◆ TASK INSTRUCTIONS: Extract and list every line that contains the word "dalam".

◆ DATASET CONTENT:
>> START

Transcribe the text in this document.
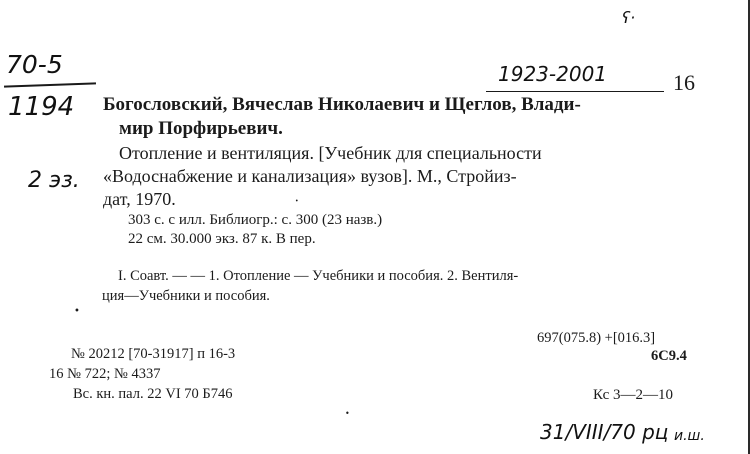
70-5
1194
1923-2001	16
Богословский, Вячеслав Николаевич и Щеглов, Влади-
мир Порфирьевич.
Отопление и вентиляция. [Учебник для специальности
2 эз. «Водоснабжение и канализация» вузов]. М., Стройиз-
дат, 1970.
303 с. с илл. Библиогр.: с. 300 (23 назв.)
22 см. 30.000 экз. 87 к. В пер.
I. Соавт. — — 1. Отопление — Учебники и пособия. 2. Вентиля-
ция—Учебники и пособия.
697(075.8) +[016.3]
6С9.4
№ 20212 [70-31917] п 16-3
16 № 722; № 4337
Вс. кн. пал. 22 VI 70 Б746	Кс 3—2—10
31/VIII/70 рц и.ш.
ʕ·
•
•
•
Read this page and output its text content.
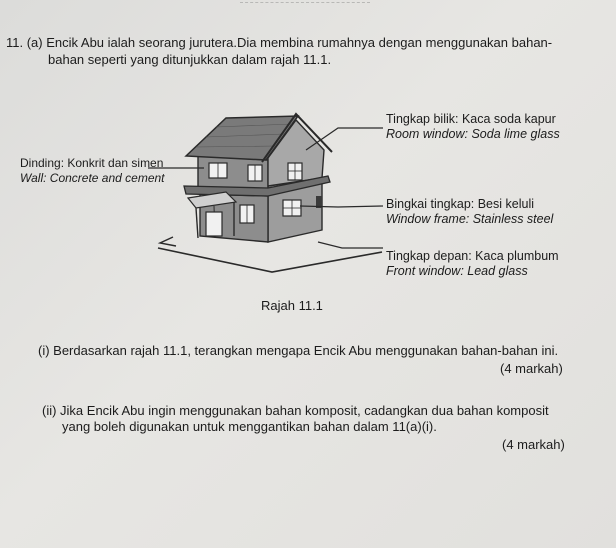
11. (a) Encik Abu ialah seorang jurutera.Dia membina rumahnya dengan menggunakan bahan-
bahan seperti yang ditunjukkan dalam rajah 11.1.
Tingkap bilik: Kaca soda kapur
Room window: Soda lime glass
Dinding: Konkrit dan simen
Wall: Concrete and cement
Bingkai tingkap: Besi keluli
Window frame: Stainless steel
Tingkap depan: Kaca plumbum
Front window: Lead glass
Rajah 11.1
(i) Berdasarkan rajah 11.1, terangkan mengapa Encik Abu menggunakan bahan-bahan ini.
(4 markah)
(ii) Jika Encik Abu ingin menggunakan bahan komposit, cadangkan dua bahan komposit
yang boleh digunakan untuk menggantikan bahan dalam 11(a)(i).
(4 markah)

>> END

◆ WRITTEN SOLUTION:
bahan seperti yang ditunjukkan dalam rajah 11.1.
yang boleh digunakan untuk menggantikan bahan dalam 11(a)(i).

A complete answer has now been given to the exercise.